[Page image transcription data]
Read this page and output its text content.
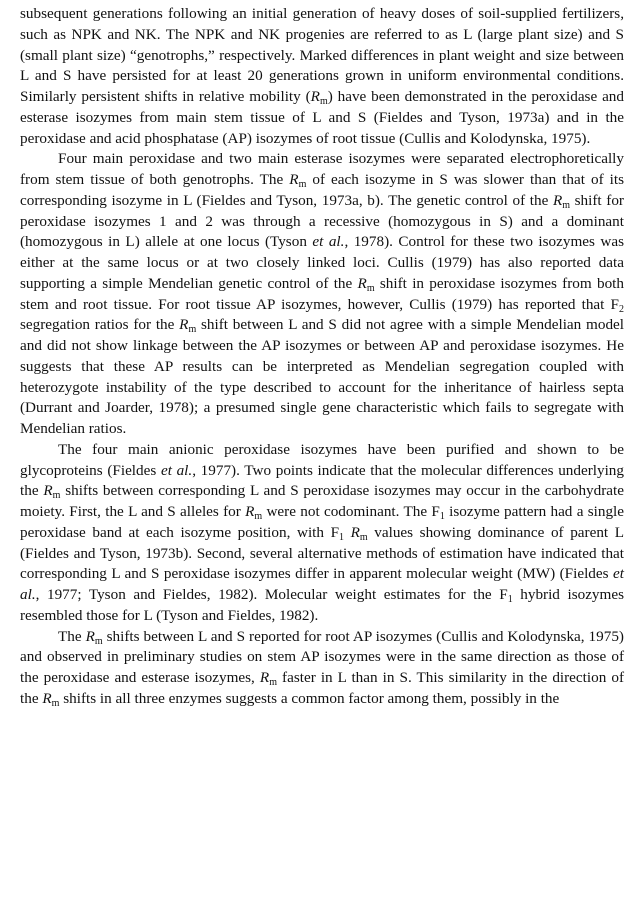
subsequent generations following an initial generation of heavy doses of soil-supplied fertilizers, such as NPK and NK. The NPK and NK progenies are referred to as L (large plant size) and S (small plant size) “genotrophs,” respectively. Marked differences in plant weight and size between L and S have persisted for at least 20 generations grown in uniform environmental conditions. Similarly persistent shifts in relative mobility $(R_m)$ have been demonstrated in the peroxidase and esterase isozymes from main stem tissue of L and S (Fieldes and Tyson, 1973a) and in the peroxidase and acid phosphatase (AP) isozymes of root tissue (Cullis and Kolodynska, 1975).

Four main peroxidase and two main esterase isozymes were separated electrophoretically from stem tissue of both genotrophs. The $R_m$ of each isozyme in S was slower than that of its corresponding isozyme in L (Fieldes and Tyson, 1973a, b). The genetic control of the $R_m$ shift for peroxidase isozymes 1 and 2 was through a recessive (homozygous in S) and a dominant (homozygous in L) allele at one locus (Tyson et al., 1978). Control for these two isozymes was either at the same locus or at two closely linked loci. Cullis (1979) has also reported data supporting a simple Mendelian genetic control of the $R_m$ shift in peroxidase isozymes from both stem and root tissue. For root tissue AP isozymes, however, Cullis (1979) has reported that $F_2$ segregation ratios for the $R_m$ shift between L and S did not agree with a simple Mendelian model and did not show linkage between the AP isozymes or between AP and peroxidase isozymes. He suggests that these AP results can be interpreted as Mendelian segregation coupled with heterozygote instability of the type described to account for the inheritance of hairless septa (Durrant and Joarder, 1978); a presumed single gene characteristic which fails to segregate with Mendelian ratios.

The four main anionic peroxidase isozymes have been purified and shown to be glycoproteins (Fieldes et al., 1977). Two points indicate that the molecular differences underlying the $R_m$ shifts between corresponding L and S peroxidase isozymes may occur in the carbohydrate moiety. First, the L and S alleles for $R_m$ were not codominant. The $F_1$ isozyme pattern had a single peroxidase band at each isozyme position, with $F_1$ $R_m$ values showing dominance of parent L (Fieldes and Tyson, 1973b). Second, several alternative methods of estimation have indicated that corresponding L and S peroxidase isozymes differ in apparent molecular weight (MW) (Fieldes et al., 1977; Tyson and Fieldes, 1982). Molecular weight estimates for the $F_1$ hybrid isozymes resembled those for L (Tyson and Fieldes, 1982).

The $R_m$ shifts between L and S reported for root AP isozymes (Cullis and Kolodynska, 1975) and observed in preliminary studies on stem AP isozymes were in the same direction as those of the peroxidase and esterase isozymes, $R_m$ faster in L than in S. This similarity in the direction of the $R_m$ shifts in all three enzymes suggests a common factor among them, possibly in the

WHAT IS REQUIRED:
Repeat the records exactly, without the pictures.

SOLUTION FOR THIS EXERCISE:
Read this page and output its text content.
subsequent generations following an initial generation of heavy doses of soil-supplied fertilizers, such as NPK and NK. The NPK and NK progenies are referred to as L (large plant size) and S (small plant size) “genotrophs,” respectively. Marked differences in plant weight and size between L and S have persisted for at least 20 generations grown in uniform environmental conditions. Similarly persistent shifts in relative mobility $(R_m)$ have been demonstrated in the peroxidase and esterase isozymes from main stem tissue of L and S (Fieldes and Tyson, 1973a) and in the peroxidase and acid phosphatase (AP) isozymes of root tissue (Cullis and Kolodynska, 1975).

Four main peroxidase and two main esterase isozymes were separated electrophoretically from stem tissue of both genotrophs. The $R_m$ of each isozyme in S was slower than that of its corresponding isozyme in L (Fieldes and Tyson, 1973a, b). The genetic control of the $R_m$ shift for peroxidase isozymes 1 and 2 was through a recessive (homozygous in S) and a dominant (homozygous in L) allele at one locus (Tyson et al., 1978). Control for these two isozymes was either at the same locus or at two closely linked loci. Cullis (1979) has also reported data supporting a simple Mendelian genetic control of the $R_m$ shift in peroxidase isozymes from both stem and root tissue. For root tissue AP isozymes, however, Cullis (1979) has reported that $F_2$ segregation ratios for the $R_m$ shift between L and S did not agree with a simple Mendelian model and did not show linkage between the AP isozymes or between AP and peroxidase isozymes. He suggests that these AP results can be interpreted as Mendelian segregation coupled with heterozygote instability of the type described to account for the inheritance of hairless septa (Durrant and Joarder, 1978); a presumed single gene characteristic which fails to segregate with Mendelian ratios.

The four main anionic peroxidase isozymes have been purified and shown to be glycoproteins (Fieldes et al., 1977). Two points indicate that the molecular differences underlying the $R_m$ shifts between corresponding L and S peroxidase isozymes may occur in the carbohydrate moiety. First, the L and S alleles for $R_m$ were not codominant. The $F_1$ isozyme pattern had a single peroxidase band at each isozyme position, with $F_1$ $R_m$ values showing dominance of parent L (Fieldes and Tyson, 1973b). Second, several alternative methods of estimation have indicated that corresponding L and S peroxidase isozymes differ in apparent molecular weight (MW) (Fieldes et al., 1977; Tyson and Fieldes, 1982). Molecular weight estimates for the $F_1$ hybrid isozymes resembled those for L (Tyson and Fieldes, 1982).

The $R_m$ shifts between L and S reported for root AP isozymes (Cullis and Kolodynska, 1975) and observed in preliminary studies on stem AP isozymes were in the same direction as those of the peroxidase and esterase isozymes, $R_m$ faster in L than in S. This similarity in the direction of the $R_m$ shifts in all three enzymes suggests a common factor among them, possibly in the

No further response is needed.